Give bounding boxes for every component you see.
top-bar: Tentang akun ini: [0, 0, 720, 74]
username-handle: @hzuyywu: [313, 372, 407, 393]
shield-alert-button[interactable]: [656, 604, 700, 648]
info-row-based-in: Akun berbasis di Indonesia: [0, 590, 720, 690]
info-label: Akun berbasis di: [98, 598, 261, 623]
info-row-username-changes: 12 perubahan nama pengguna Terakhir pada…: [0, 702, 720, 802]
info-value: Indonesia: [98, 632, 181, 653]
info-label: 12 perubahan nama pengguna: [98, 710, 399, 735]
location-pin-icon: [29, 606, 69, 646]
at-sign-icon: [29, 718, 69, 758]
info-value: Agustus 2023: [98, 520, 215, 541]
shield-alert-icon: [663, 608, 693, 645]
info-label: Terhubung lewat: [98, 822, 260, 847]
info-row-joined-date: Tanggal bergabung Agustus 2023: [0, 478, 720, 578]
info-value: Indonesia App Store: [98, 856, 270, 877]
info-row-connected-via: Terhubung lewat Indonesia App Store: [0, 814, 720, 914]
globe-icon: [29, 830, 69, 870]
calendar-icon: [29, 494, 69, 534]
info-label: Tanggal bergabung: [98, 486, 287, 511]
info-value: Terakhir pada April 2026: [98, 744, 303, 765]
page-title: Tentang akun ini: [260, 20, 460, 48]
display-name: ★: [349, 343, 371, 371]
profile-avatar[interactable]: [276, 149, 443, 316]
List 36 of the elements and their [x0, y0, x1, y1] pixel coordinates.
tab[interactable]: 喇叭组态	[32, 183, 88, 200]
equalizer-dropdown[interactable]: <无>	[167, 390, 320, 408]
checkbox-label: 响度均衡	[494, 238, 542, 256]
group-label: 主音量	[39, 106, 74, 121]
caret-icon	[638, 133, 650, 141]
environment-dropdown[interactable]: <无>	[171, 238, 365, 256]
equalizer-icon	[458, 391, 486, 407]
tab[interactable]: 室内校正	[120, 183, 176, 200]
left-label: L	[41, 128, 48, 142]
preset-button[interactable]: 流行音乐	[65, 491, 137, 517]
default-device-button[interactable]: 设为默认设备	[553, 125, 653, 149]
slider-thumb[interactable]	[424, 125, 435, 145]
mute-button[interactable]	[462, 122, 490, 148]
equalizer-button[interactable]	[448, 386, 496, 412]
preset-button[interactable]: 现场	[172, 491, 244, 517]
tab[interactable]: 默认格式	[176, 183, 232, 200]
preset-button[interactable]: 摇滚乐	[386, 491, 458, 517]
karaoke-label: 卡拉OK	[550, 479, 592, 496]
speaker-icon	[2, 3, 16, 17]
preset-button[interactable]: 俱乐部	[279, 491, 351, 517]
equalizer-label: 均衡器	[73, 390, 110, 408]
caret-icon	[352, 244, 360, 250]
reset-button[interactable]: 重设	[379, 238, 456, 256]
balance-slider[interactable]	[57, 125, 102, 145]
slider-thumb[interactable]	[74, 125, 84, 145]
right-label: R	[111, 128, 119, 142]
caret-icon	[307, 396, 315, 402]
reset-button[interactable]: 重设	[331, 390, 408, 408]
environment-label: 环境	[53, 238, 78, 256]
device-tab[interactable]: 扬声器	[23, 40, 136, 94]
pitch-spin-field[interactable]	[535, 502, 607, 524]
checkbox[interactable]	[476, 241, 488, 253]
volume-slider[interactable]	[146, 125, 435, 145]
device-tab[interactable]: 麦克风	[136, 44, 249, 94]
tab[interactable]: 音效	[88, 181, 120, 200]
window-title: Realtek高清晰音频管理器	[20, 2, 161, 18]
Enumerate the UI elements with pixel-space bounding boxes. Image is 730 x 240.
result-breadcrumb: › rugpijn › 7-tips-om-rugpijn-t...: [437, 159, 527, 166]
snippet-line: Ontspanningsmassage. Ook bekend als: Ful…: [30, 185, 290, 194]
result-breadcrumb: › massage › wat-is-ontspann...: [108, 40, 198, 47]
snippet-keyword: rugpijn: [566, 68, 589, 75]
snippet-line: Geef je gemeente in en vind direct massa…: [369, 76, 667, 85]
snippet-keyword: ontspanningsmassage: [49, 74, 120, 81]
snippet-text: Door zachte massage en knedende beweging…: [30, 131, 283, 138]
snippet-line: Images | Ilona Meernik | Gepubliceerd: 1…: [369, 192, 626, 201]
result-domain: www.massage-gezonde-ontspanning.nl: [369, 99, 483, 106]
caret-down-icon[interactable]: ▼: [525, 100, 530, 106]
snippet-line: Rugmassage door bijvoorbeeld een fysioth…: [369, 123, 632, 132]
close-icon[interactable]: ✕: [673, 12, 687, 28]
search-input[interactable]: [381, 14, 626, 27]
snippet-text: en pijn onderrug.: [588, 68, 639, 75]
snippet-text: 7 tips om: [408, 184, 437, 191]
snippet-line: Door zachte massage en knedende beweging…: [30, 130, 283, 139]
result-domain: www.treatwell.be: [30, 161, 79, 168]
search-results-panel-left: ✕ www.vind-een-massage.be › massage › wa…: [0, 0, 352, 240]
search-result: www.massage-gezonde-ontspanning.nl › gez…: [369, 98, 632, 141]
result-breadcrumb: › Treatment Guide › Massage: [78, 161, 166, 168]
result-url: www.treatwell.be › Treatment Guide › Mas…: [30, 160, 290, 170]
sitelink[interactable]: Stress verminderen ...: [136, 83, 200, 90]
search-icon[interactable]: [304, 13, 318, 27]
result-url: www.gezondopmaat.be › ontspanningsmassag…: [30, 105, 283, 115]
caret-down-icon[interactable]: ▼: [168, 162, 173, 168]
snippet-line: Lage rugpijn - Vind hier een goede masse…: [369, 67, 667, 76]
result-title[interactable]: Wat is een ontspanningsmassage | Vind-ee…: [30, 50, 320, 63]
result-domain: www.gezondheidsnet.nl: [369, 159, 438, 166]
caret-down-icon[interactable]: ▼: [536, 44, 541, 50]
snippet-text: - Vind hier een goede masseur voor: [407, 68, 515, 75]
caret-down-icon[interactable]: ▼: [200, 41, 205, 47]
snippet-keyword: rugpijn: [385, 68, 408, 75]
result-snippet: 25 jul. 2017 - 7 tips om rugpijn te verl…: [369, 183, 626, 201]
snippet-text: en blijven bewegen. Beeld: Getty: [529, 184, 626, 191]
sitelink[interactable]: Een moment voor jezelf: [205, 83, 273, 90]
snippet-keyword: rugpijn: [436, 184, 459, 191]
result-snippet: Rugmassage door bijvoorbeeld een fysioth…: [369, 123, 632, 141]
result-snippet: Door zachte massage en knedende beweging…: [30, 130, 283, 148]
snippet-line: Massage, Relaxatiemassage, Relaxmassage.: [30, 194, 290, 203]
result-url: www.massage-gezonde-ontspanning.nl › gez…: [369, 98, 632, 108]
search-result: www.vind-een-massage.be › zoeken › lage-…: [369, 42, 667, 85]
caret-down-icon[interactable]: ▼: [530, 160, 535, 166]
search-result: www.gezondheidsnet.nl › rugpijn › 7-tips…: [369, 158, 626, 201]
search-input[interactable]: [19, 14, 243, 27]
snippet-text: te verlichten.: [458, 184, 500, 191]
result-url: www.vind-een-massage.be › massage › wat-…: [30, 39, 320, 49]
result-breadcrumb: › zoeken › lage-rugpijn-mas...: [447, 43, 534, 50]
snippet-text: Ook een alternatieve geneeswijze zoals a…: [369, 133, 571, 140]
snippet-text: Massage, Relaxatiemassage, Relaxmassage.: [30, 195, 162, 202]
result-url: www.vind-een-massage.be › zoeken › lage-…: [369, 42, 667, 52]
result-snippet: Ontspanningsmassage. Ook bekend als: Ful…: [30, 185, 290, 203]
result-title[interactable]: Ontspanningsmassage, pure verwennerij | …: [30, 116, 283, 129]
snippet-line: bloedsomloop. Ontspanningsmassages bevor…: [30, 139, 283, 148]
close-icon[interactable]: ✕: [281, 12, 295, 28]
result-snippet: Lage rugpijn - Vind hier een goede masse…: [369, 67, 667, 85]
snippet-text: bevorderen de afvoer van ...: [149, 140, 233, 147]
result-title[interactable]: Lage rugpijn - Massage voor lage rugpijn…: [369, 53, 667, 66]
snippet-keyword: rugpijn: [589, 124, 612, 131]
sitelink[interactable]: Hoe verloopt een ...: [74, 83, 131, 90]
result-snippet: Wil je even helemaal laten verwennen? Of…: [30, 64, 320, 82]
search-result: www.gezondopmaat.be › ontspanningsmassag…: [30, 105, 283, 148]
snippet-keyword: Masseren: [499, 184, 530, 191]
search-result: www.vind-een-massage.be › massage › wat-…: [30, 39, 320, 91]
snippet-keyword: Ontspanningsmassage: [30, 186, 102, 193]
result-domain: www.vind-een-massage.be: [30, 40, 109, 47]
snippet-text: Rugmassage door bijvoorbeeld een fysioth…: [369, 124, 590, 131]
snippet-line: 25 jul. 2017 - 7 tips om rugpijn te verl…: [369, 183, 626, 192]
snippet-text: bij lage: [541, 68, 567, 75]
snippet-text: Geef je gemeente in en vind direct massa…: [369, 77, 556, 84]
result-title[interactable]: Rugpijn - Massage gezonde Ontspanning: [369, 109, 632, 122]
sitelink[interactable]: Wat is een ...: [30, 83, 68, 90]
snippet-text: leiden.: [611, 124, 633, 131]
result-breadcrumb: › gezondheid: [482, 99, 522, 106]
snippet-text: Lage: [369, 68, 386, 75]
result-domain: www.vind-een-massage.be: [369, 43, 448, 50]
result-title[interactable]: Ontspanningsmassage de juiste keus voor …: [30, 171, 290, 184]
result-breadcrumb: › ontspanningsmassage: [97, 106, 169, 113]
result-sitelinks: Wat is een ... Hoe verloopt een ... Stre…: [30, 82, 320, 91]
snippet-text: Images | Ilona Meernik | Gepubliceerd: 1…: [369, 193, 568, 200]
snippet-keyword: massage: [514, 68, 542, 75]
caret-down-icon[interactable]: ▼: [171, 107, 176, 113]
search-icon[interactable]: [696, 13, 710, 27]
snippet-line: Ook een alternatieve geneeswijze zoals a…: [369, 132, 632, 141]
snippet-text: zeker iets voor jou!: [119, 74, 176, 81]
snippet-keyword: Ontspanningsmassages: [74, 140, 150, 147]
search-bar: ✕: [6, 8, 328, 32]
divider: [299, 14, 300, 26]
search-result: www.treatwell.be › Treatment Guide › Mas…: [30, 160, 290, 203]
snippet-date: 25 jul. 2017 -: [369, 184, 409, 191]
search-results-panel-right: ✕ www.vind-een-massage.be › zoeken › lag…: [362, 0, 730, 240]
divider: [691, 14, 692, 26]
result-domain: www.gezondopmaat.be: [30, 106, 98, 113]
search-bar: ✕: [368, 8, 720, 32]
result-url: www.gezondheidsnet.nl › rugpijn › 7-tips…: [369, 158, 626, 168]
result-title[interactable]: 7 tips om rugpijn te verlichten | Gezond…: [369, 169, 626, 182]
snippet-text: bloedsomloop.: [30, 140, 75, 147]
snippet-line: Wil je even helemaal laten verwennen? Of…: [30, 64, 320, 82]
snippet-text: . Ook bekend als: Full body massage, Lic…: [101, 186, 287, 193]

+ + +

• Direction
Could you copy the data verbatim, starting from its very first line and ending after the line that contains "122, 490, 148]", with both of those lines included?

• Task result
Give bounding boxes for every component you see.
top-bar: Tentang akun ini: [0, 0, 720, 74]
username-handle: @hzuyywu: [313, 372, 407, 393]
shield-alert-button[interactable]: [656, 604, 700, 648]
info-row-based-in: Akun berbasis di Indonesia: [0, 590, 720, 690]
info-label: Akun berbasis di: [98, 598, 261, 623]
info-row-username-changes: 12 perubahan nama pengguna Terakhir pada…: [0, 702, 720, 802]
info-value: Indonesia: [98, 632, 181, 653]
info-label: 12 perubahan nama pengguna: [98, 710, 399, 735]
location-pin-icon: [29, 606, 69, 646]
at-sign-icon: [29, 718, 69, 758]
info-value: Agustus 2023: [98, 520, 215, 541]
shield-alert-icon: [663, 608, 693, 645]
info-label: Terhubung lewat: [98, 822, 260, 847]
info-row-joined-date: Tanggal bergabung Agustus 2023: [0, 478, 720, 578]
info-value: Indonesia App Store: [98, 856, 270, 877]
info-row-connected-via: Terhubung lewat Indonesia App Store: [0, 814, 720, 914]
globe-icon: [29, 830, 69, 870]
calendar-icon: [29, 494, 69, 534]
info-label: Tanggal bergabung: [98, 486, 287, 511]
info-value: Terakhir pada April 2026: [98, 744, 303, 765]
page-title: Tentang akun ini: [260, 20, 460, 48]
display-name: ★: [349, 343, 371, 371]
profile-avatar[interactable]: [276, 149, 443, 316]
List 36 of the elements and their [x0, y0, x1, y1] pixel coordinates.
tab[interactable]: 喇叭组态	[32, 183, 88, 200]
equalizer-dropdown[interactable]: <无>	[167, 390, 320, 408]
checkbox-label: 响度均衡	[494, 238, 542, 256]
group-label: 主音量	[39, 106, 74, 121]
caret-icon	[638, 133, 650, 141]
environment-dropdown[interactable]: <无>	[171, 238, 365, 256]
equalizer-icon	[458, 391, 486, 407]
tab[interactable]: 室内校正	[120, 183, 176, 200]
left-label: L	[41, 128, 48, 142]
preset-button[interactable]: 流行音乐	[65, 491, 137, 517]
default-device-button[interactable]: 设为默认设备	[553, 125, 653, 149]
slider-thumb[interactable]	[424, 125, 435, 145]
mute-button[interactable]	[462, 122, 490, 148]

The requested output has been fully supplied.